(What this task involves): According to the review of Iron Gold, how many years of war have passed when the book picks up?

(Extract to read)

Book-Thirsty Thursday: Iron Gold, Pierce Brown
Pierce Brown’s Iron Gold ends up being perhaps his best effort since Red Rising, and for a book that expands a trilogy, that’s an impressive feat.
It’s difficult for me to explain the experience I had way back when reading Pierce Brown’s Red Rising, other than to say it was a book that I tore through. (Not that I don’t do that with a lot of books, but for me to remember how quickly I went through it so many years later is slightly more impressive.) And this isn’t to say that Golden Son and Morning Star weren’t good, but I didn’t have the same experience. This is to say, however, that having picked up and read the new fourth book in the no-longer-a-trilogy, Iron Gold, it seems that Brown has gotten some of the magic back.
It seems that picking up 10 years later was just what the series needed. We’re still right there with Darrow of Lykos, now married to Virginia au Augustus and with their son, Pax, but the world is not the same — because, as the book itself says very early on, there have been 10 years of war.
In moving everyone forward, Brown gets to expose new characteristics and open up new problems for Darrow, Sevro, Virginia and other favorite characters from the first three books. For the most part, this works exceptionally well. We know these characters for their ferocity and their adaptability. Now, most of them are parents. (Sevro has three girls and a baby on the way!) And Brown does quite a bit of work with the idea of what children of great people — legends, perhaps — inherit at the end of the day.

(End Extract to read)
(Dataset entries)

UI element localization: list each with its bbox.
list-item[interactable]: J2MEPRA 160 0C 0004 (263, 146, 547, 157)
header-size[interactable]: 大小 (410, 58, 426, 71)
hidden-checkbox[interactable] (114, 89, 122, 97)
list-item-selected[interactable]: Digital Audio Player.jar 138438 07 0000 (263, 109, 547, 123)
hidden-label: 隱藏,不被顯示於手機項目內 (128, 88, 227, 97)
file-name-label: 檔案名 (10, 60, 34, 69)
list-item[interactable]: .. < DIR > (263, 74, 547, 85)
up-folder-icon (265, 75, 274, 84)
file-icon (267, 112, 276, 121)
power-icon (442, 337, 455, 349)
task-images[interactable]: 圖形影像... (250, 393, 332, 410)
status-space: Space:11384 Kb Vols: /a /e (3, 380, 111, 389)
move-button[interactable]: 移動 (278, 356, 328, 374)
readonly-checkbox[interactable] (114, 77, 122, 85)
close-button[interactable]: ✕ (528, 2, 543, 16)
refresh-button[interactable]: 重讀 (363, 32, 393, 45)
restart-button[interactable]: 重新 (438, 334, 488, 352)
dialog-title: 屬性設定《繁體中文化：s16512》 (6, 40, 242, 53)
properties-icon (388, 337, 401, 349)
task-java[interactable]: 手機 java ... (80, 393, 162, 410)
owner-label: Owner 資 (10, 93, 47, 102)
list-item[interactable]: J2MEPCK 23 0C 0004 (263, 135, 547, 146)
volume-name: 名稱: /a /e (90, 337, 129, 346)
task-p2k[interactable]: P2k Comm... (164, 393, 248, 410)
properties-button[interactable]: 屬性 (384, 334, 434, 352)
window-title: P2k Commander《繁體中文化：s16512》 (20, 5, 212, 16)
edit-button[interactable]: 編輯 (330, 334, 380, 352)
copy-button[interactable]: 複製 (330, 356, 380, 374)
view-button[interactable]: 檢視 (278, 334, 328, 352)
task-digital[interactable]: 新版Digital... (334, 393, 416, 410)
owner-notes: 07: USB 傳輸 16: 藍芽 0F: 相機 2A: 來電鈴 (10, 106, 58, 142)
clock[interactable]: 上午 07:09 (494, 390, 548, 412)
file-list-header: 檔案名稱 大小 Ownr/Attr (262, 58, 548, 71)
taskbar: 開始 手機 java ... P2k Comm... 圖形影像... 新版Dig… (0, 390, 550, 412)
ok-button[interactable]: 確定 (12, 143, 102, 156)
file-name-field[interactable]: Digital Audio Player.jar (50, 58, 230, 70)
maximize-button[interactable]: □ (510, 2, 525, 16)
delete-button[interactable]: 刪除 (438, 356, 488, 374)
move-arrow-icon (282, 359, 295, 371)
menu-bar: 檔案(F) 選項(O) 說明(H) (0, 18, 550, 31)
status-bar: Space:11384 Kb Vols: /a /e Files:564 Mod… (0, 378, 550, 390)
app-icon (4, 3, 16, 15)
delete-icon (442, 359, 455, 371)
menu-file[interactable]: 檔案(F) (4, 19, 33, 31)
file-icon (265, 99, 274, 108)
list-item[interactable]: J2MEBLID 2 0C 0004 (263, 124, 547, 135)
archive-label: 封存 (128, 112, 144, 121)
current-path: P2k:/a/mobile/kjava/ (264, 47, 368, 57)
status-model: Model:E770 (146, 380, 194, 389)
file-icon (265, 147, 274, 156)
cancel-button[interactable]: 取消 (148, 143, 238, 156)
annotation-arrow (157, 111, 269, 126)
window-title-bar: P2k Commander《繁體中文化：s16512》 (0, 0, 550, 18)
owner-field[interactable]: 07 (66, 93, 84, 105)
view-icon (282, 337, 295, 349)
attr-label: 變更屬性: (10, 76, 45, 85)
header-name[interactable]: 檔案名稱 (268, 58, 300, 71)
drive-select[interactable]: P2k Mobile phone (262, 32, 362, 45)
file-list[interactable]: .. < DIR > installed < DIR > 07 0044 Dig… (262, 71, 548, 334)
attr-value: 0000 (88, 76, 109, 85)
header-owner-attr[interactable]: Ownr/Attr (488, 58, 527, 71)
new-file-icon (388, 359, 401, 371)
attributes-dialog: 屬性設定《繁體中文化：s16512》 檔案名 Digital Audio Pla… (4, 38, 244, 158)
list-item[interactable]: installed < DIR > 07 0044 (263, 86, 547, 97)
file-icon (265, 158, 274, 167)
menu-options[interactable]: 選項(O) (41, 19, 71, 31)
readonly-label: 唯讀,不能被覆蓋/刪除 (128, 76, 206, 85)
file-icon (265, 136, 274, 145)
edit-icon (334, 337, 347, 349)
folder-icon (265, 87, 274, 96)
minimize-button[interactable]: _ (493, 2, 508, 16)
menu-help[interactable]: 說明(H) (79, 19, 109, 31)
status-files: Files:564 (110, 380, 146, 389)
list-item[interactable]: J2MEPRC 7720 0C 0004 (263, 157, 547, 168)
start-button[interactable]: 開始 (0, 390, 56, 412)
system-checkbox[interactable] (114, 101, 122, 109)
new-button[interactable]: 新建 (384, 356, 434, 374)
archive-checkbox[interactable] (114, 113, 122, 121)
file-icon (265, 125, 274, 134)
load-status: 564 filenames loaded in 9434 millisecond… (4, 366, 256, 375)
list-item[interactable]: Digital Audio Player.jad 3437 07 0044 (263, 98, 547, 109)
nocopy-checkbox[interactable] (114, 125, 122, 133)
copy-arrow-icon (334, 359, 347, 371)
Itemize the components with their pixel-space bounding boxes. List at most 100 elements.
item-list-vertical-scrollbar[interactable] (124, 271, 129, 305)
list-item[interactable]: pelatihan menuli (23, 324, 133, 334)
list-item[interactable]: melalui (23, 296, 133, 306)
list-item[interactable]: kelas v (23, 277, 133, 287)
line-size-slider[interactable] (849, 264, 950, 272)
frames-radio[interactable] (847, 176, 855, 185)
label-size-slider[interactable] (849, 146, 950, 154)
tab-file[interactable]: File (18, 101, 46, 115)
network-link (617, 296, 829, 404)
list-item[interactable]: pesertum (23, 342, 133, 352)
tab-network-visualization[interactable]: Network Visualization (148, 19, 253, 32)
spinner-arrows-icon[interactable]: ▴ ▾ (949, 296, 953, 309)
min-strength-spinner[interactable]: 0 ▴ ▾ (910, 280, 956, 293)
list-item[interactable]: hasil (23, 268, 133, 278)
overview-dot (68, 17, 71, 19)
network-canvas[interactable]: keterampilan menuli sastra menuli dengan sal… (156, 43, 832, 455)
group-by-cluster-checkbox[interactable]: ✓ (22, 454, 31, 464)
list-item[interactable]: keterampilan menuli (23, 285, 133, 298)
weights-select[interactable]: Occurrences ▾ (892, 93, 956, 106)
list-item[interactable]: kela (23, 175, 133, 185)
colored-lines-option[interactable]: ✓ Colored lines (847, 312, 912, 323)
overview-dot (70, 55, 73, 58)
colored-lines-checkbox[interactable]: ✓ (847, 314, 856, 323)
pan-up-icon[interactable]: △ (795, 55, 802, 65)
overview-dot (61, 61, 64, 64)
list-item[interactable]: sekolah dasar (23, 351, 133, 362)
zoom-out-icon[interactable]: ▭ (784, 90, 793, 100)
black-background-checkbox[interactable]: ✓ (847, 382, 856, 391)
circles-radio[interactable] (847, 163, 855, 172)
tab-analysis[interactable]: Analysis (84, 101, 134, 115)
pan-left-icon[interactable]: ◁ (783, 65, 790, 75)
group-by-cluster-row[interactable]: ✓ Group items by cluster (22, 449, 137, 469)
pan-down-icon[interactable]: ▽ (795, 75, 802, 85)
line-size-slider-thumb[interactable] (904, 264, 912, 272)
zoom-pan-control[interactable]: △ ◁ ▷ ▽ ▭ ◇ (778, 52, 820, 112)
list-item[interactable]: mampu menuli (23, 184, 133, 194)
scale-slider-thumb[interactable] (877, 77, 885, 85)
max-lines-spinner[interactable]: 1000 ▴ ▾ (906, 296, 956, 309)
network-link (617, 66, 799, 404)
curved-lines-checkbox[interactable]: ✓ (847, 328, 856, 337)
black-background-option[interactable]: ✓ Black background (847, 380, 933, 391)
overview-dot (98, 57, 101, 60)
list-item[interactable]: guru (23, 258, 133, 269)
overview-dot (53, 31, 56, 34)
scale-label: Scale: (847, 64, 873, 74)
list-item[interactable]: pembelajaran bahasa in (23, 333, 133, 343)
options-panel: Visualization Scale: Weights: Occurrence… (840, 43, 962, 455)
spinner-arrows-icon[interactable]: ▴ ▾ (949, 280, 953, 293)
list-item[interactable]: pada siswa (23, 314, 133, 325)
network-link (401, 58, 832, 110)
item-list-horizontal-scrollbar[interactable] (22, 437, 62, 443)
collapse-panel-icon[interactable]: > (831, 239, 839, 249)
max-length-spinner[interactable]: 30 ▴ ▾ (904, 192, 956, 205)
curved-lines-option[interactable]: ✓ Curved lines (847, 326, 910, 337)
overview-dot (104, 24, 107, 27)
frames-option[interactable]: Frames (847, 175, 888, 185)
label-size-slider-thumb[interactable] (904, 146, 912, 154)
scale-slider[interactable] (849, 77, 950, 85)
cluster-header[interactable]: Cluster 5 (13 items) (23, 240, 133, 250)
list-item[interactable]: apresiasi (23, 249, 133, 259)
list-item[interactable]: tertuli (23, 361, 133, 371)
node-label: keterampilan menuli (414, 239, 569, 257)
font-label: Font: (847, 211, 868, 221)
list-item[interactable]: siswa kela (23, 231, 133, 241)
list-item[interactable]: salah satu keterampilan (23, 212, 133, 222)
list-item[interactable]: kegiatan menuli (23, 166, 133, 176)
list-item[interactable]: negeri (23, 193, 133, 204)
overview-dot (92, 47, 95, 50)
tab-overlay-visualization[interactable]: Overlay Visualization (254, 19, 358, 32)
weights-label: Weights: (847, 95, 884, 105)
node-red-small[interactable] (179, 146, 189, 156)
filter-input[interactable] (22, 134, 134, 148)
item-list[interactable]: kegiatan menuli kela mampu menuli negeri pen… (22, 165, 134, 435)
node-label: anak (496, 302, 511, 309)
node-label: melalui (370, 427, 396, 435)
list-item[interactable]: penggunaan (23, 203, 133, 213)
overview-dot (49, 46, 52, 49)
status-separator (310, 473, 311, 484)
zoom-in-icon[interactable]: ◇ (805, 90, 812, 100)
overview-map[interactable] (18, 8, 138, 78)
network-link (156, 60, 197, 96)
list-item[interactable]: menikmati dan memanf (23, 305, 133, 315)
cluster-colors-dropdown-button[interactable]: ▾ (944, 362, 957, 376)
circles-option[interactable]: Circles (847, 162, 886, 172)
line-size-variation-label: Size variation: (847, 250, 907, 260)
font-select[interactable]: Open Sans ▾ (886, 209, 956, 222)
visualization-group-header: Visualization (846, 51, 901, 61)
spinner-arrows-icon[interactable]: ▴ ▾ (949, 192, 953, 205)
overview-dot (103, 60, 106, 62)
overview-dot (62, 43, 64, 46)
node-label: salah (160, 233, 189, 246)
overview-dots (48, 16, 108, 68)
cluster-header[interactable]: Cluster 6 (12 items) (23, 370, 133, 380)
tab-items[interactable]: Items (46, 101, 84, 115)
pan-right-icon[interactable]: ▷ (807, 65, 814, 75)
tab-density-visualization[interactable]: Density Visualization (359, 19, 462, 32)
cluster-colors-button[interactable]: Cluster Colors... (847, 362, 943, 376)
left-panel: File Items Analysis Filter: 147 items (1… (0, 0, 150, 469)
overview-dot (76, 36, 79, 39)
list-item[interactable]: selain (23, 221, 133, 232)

(End Dataset entries)

(Exercise output): Ten years.